SUPPLIED DATA:
--*--

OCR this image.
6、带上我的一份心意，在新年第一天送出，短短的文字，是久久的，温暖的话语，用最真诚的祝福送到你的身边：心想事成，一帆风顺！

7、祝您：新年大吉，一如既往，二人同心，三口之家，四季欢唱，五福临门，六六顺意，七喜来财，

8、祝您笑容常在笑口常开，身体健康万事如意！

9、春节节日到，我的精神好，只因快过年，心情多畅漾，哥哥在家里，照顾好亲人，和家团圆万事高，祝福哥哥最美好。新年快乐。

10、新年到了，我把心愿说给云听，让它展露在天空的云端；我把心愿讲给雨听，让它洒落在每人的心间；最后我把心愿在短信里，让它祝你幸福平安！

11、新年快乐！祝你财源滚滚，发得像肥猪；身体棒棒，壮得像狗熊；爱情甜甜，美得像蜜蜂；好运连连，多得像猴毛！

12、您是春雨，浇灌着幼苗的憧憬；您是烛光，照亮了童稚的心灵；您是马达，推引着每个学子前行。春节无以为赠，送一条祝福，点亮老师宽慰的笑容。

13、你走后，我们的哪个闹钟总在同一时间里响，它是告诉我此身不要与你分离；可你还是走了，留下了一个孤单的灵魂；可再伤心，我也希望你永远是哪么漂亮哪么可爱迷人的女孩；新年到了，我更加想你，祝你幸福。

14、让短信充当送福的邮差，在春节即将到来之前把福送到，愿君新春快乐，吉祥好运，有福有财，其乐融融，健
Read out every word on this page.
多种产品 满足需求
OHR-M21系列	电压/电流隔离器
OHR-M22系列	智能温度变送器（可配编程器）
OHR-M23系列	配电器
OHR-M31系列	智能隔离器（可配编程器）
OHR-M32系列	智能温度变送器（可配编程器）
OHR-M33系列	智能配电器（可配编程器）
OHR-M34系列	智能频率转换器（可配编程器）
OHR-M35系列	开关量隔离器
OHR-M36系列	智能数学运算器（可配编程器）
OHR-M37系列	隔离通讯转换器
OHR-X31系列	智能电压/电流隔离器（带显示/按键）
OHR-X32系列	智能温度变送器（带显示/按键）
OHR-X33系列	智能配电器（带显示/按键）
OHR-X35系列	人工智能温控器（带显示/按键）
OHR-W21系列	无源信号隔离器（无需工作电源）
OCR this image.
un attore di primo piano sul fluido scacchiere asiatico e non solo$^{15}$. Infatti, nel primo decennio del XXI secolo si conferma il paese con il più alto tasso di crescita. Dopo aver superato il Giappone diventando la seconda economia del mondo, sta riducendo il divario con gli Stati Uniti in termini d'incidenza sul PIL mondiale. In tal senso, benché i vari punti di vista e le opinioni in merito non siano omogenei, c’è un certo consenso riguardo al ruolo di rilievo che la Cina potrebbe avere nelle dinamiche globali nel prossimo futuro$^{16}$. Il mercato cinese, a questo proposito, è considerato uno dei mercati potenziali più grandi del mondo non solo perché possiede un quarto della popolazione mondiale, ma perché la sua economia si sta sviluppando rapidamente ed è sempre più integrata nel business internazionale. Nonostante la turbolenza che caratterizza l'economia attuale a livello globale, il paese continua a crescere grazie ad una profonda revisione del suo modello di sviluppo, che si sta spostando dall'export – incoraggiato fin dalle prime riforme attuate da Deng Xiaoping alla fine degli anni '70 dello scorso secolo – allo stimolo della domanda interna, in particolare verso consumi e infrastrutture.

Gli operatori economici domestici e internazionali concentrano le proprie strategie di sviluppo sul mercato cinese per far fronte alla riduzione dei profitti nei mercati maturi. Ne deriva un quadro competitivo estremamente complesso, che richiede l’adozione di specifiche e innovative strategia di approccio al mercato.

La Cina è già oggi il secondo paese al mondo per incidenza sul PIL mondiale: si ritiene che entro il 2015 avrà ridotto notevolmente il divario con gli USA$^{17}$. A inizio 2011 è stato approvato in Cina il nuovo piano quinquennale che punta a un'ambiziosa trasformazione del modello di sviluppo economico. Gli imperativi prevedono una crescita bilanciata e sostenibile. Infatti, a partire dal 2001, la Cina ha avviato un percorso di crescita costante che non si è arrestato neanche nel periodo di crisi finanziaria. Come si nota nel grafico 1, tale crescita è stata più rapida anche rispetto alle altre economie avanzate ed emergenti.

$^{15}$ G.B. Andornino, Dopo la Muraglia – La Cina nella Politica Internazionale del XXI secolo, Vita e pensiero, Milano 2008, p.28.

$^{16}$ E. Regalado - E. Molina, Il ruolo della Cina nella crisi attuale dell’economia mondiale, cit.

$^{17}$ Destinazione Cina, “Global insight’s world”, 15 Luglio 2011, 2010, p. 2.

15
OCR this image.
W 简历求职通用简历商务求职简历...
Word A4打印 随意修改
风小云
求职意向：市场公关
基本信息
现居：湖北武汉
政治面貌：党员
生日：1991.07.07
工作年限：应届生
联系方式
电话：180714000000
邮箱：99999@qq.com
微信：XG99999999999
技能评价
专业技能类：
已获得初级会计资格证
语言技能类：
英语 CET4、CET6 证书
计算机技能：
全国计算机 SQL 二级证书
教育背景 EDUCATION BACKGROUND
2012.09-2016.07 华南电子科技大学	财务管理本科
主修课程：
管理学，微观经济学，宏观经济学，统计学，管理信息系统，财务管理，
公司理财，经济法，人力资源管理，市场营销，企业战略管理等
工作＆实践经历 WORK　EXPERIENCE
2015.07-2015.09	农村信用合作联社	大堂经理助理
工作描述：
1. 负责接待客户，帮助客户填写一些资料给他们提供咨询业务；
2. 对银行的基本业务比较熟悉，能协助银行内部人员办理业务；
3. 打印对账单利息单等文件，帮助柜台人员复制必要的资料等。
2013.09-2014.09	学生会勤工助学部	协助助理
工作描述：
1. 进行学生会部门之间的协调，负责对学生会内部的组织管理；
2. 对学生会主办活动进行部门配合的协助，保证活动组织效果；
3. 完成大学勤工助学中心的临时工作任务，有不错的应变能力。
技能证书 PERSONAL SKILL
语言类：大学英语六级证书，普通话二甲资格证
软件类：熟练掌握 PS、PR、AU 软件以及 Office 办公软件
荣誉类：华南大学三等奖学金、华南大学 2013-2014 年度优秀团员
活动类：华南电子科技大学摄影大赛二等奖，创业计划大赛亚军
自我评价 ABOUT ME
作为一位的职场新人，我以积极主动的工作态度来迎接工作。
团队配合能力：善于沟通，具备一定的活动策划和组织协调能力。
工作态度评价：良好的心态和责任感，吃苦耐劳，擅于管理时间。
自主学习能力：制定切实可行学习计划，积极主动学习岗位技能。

--*--

EXERCISE: Determine how many lines of the entries above carry the string "nella", and give that number alone.

EXERCISE ANSWER: 2